• **Goal**
Select every line holding the word "тепловой" and copy it.

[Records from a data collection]
☆ ☆ ☆ ☆ ☆
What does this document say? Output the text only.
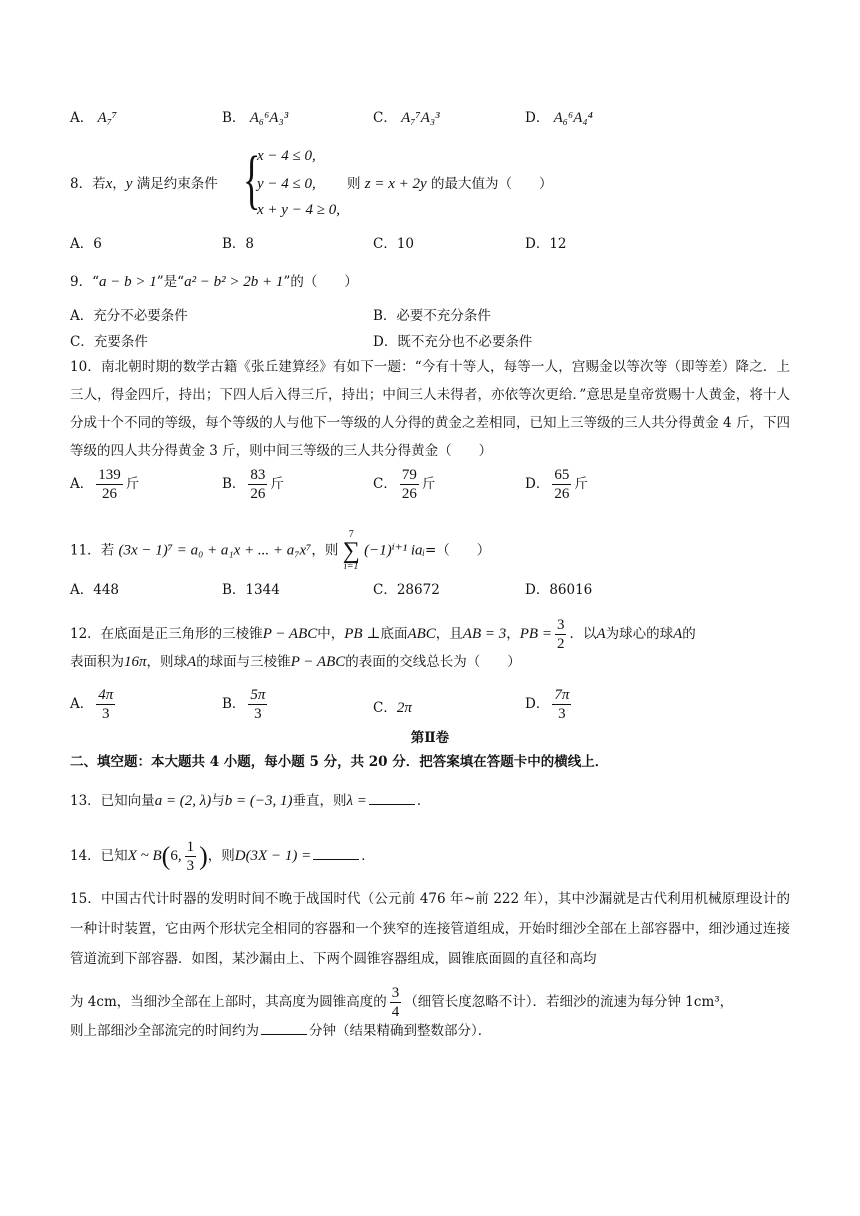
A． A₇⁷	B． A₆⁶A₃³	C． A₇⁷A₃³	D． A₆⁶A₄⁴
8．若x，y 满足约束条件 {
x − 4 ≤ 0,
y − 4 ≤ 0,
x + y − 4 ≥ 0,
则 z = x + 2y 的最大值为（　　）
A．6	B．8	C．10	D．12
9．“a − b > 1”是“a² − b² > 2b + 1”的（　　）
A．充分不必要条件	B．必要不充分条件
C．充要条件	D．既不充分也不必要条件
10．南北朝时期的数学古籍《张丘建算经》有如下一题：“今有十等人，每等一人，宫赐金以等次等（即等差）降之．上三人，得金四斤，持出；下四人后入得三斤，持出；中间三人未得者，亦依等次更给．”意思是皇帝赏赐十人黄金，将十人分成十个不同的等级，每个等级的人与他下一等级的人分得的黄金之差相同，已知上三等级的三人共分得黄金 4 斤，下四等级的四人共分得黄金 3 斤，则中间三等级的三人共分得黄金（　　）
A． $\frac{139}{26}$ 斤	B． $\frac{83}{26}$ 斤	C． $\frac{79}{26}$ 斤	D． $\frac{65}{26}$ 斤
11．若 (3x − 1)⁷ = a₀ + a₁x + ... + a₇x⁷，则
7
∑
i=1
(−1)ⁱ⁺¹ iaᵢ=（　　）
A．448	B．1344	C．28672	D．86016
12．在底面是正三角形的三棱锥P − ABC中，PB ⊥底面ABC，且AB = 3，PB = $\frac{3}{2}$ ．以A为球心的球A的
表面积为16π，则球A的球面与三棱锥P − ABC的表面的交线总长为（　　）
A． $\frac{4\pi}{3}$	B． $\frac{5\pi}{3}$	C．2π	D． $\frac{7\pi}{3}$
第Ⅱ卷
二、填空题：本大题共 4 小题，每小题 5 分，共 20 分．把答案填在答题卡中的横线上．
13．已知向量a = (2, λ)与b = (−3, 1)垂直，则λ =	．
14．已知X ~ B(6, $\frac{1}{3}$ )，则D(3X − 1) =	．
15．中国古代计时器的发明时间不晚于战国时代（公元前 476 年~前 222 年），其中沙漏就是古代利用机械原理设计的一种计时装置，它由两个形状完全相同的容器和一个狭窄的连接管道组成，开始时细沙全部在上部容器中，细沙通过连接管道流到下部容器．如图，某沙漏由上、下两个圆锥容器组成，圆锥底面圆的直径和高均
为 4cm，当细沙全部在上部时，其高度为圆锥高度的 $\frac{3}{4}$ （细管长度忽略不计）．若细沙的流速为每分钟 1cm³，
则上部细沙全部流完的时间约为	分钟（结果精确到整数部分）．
☆ ☆ ☆ ☆ ☆
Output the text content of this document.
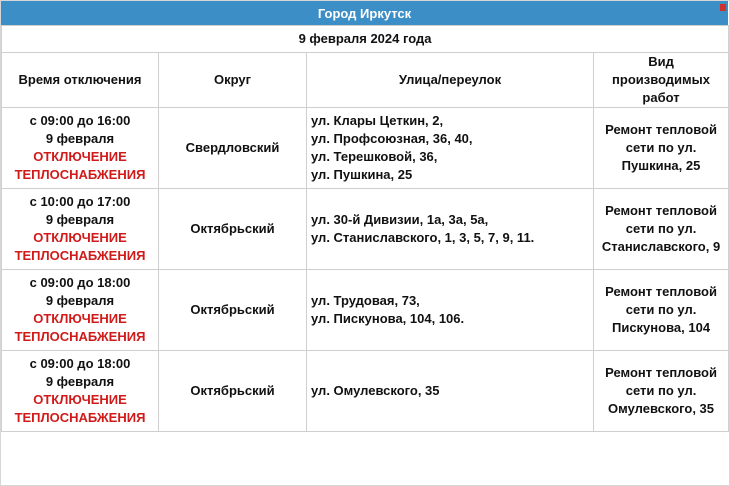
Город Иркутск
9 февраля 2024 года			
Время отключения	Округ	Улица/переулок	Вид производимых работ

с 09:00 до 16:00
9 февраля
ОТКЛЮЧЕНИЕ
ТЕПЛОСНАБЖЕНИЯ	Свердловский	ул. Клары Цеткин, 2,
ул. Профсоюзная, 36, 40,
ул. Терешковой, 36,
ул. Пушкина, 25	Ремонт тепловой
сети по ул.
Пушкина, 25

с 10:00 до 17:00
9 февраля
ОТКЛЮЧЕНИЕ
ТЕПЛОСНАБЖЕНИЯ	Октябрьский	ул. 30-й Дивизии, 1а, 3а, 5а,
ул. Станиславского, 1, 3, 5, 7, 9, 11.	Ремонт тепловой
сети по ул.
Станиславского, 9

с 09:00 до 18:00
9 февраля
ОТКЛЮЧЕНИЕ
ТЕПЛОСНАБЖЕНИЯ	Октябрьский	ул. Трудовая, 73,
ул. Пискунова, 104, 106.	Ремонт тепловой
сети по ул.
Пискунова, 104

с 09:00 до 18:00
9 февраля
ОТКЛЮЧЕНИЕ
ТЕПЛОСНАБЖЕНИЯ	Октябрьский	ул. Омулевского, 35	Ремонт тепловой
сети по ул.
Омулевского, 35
☆ ☆ ☆ ☆ ☆
• **Solution for this exercise**
ул. Пушкина, 25	Ремонт тепловой
ул. Станиславского, 1, 3, 5, 7, 9, 11.	Ремонт тепловой
ул. Пискунова, 104, 106.	Ремонт тепловой
ТЕПЛОСНАБЖЕНИЯ	Октябрьский	ул. Омулевского, 35	Ремонт тепловой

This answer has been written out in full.